▶ Records supplied:
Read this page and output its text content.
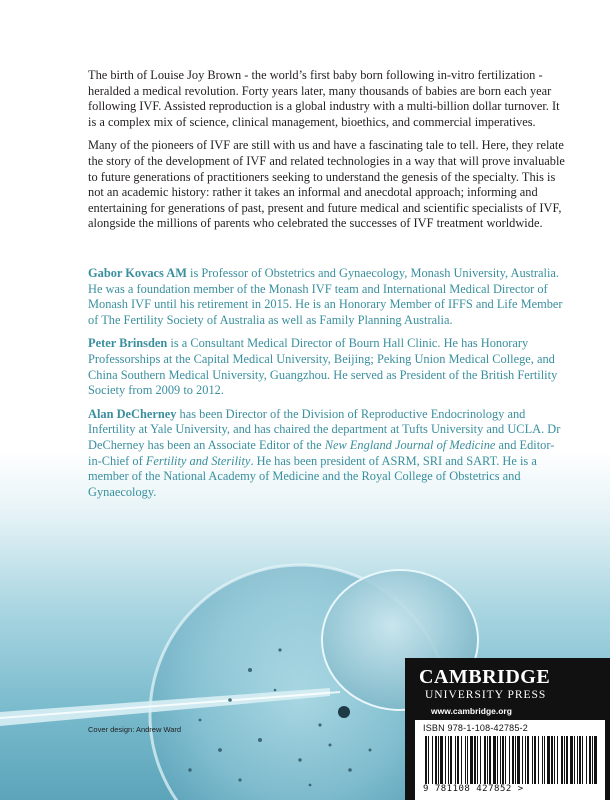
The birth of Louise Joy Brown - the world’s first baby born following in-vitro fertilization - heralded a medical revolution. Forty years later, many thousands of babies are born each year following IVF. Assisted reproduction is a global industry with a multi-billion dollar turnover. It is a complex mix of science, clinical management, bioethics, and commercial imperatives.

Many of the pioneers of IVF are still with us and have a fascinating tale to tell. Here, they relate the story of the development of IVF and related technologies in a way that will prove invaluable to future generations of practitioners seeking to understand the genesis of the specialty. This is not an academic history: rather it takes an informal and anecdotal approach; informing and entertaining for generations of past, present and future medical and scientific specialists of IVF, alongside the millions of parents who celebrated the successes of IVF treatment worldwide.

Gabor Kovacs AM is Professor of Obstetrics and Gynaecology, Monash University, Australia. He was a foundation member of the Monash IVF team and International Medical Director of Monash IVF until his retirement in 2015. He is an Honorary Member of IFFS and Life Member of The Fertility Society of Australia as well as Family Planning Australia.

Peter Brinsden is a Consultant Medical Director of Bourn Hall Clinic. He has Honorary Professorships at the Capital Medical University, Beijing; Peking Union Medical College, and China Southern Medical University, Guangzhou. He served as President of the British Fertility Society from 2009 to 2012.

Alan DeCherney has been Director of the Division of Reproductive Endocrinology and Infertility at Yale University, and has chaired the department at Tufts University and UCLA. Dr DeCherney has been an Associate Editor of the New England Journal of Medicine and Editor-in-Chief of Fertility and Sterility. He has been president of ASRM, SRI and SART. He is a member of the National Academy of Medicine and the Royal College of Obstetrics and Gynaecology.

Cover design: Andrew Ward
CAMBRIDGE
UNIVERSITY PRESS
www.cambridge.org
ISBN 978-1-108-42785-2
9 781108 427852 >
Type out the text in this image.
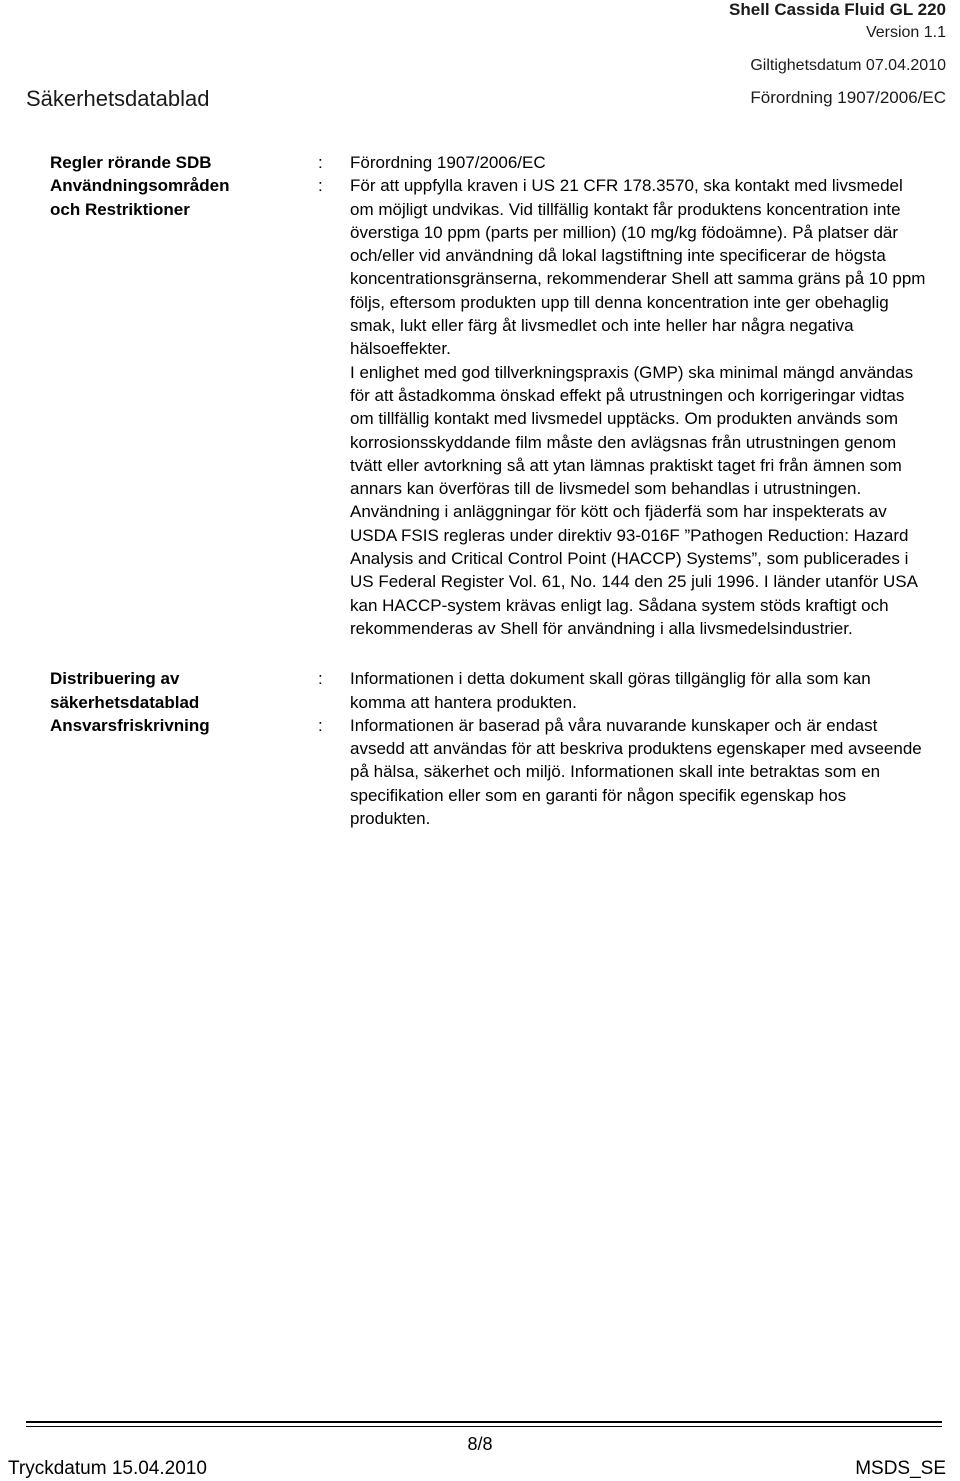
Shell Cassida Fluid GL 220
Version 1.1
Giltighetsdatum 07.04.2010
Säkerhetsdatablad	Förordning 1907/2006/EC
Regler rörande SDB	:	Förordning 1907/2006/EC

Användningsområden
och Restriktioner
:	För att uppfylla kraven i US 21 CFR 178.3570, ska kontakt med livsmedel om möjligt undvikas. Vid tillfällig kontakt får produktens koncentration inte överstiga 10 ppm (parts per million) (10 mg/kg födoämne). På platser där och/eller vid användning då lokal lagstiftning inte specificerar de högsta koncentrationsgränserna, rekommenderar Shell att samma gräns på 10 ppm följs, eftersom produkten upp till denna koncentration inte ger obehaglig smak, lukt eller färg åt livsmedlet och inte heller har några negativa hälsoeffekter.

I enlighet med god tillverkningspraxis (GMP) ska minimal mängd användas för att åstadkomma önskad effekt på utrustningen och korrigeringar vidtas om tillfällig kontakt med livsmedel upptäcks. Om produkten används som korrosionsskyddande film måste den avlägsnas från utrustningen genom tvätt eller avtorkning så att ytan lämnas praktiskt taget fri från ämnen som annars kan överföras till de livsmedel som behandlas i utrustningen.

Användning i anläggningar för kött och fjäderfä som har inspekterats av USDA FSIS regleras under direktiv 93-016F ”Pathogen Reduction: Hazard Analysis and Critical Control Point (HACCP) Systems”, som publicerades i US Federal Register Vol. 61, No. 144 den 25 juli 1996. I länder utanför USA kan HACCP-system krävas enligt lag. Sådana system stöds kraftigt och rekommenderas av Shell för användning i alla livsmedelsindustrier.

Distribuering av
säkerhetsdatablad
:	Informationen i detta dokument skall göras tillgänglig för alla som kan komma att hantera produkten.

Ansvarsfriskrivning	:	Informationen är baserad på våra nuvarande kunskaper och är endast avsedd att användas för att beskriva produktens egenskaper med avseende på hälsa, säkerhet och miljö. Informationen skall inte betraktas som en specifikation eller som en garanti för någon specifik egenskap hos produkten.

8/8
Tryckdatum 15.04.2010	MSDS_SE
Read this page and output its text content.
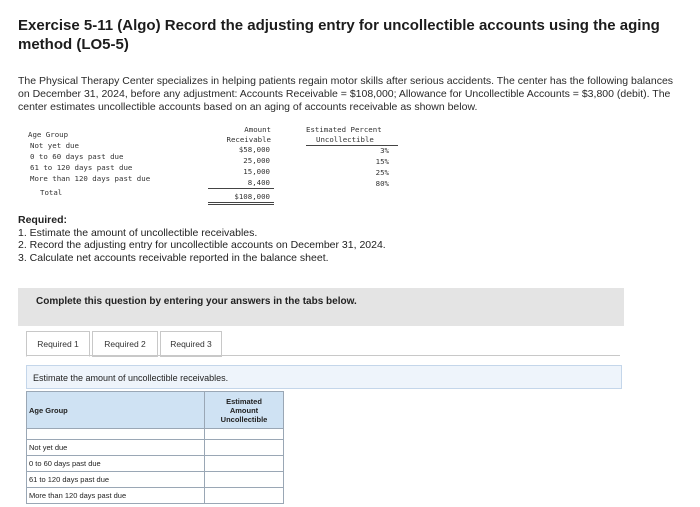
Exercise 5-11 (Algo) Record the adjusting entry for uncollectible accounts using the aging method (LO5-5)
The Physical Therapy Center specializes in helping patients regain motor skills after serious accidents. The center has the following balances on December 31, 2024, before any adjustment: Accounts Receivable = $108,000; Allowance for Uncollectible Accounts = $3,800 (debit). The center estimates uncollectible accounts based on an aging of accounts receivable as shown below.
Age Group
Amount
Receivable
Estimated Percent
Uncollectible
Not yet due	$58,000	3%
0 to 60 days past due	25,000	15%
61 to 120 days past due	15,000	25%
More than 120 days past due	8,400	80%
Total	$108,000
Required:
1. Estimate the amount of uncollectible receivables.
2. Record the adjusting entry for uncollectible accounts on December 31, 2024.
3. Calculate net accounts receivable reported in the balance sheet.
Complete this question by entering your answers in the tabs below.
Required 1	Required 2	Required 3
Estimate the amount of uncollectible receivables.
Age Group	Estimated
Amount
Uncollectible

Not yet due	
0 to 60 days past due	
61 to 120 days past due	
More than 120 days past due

▶ What to do:
All that is needed is an exact copy of the entries above, minus the pictures.

▶ Exercise solution:
Read this page and output its text content.
The birth of Louise Joy Brown - the world’s first baby born following in-vitro fertilization - heralded a medical revolution. Forty years later, many thousands of babies are born each year following IVF. Assisted reproduction is a global industry with a multi-billion dollar turnover. It is a complex mix of science, clinical management, bioethics, and commercial imperatives.

Many of the pioneers of IVF are still with us and have a fascinating tale to tell. Here, they relate the story of the development of IVF and related technologies in a way that will prove invaluable to future generations of practitioners seeking to understand the genesis of the specialty. This is not an academic history: rather it takes an informal and anecdotal approach; informing and entertaining for generations of past, present and future medical and scientific specialists of IVF, alongside the millions of parents who celebrated the successes of IVF treatment worldwide.

Gabor Kovacs AM is Professor of Obstetrics and Gynaecology, Monash University, Australia. He was a foundation member of the Monash IVF team and International Medical Director of Monash IVF until his retirement in 2015. He is an Honorary Member of IFFS and Life Member of The Fertility Society of Australia as well as Family Planning Australia.

Peter Brinsden is a Consultant Medical Director of Bourn Hall Clinic. He has Honorary Professorships at the Capital Medical University, Beijing; Peking Union Medical College, and China Southern Medical University, Guangzhou. He served as President of the British Fertility Society from 2009 to 2012.

Alan DeCherney has been Director of the Division of Reproductive Endocrinology and Infertility at Yale University, and has chaired the department at Tufts University and UCLA. Dr DeCherney has been an Associate Editor of the New England Journal of Medicine and Editor-in-Chief of Fertility and Sterility. He has been president of ASRM, SRI and SART. He is a member of the National Academy of Medicine and the Royal College of Obstetrics and Gynaecology.

Cover design: Andrew Ward
CAMBRIDGE
UNIVERSITY PRESS
www.cambridge.org
ISBN 978-1-108-42785-2
9 781108 427852 >
Type out the text in this image.
Shell Cassida Fluid GL 220
Version 1.1
Giltighetsdatum 07.04.2010
Säkerhetsdatablad	Förordning 1907/2006/EC
Regler rörande SDB	:	Förordning 1907/2006/EC

Användningsområden
och Restriktioner
:	För att uppfylla kraven i US 21 CFR 178.3570, ska kontakt med livsmedel om möjligt undvikas. Vid tillfällig kontakt får produktens koncentration inte överstiga 10 ppm (parts per million) (10 mg/kg födoämne). På platser där och/eller vid användning då lokal lagstiftning inte specificerar de högsta koncentrationsgränserna, rekommenderar Shell att samma gräns på 10 ppm följs, eftersom produkten upp till denna koncentration inte ger obehaglig smak, lukt eller färg åt livsmedlet och inte heller har några negativa hälsoeffekter.

I enlighet med god tillverkningspraxis (GMP) ska minimal mängd användas för att åstadkomma önskad effekt på utrustningen och korrigeringar vidtas om tillfällig kontakt med livsmedel upptäcks. Om produkten används som korrosionsskyddande film måste den avlägsnas från utrustningen genom tvätt eller avtorkning så att ytan lämnas praktiskt taget fri från ämnen som annars kan överföras till de livsmedel som behandlas i utrustningen.

Användning i anläggningar för kött och fjäderfä som har inspekterats av USDA FSIS regleras under direktiv 93-016F ”Pathogen Reduction: Hazard Analysis and Critical Control Point (HACCP) Systems”, som publicerades i US Federal Register Vol. 61, No. 144 den 25 juli 1996. I länder utanför USA kan HACCP-system krävas enligt lag. Sådana system stöds kraftigt och rekommenderas av Shell för användning i alla livsmedelsindustrier.

Distribuering av
säkerhetsdatablad
:	Informationen i detta dokument skall göras tillgänglig för alla som kan komma att hantera produkten.

Ansvarsfriskrivning	:	Informationen är baserad på våra nuvarande kunskaper och är endast avsedd att användas för att beskriva produktens egenskaper med avseende på hälsa, säkerhet och miljö. Informationen skall inte betraktas som en specifikation eller som en garanti för någon specifik egenskap hos produkten.

8/8
Tryckdatum 15.04.2010	MSDS_SE
Read this page and output its text content.
Exercise 5-11 (Algo) Record the adjusting entry for uncollectible accounts using the aging method (LO5-5)
The Physical Therapy Center specializes in helping patients regain motor skills after serious accidents. The center has the following balances on December 31, 2024, before any adjustment: Accounts Receivable = $108,000; Allowance for Uncollectible Accounts = $3,800 (debit). The center estimates uncollectible accounts based on an aging of accounts receivable as shown below.
Age Group
Amount
Receivable
Estimated Percent
Uncollectible
Not yet due	$58,000	3%
0 to 60 days past due	25,000	15%
61 to 120 days past due	15,000	25%
More than 120 days past due	8,400	80%
Total	$108,000
Required:
1. Estimate the amount of uncollectible receivables.
2. Record the adjusting entry for uncollectible accounts on December 31, 2024.
3. Calculate net accounts receivable reported in the balance sheet.
Complete this question by entering your answers in the tabs below.
Required 1	Required 2	Required 3
Estimate the amount of uncollectible receivables.
Age Group	Estimated
Amount
Uncollectible

Not yet due	
0 to 60 days past due	
61 to 120 days past due	
More than 120 days past due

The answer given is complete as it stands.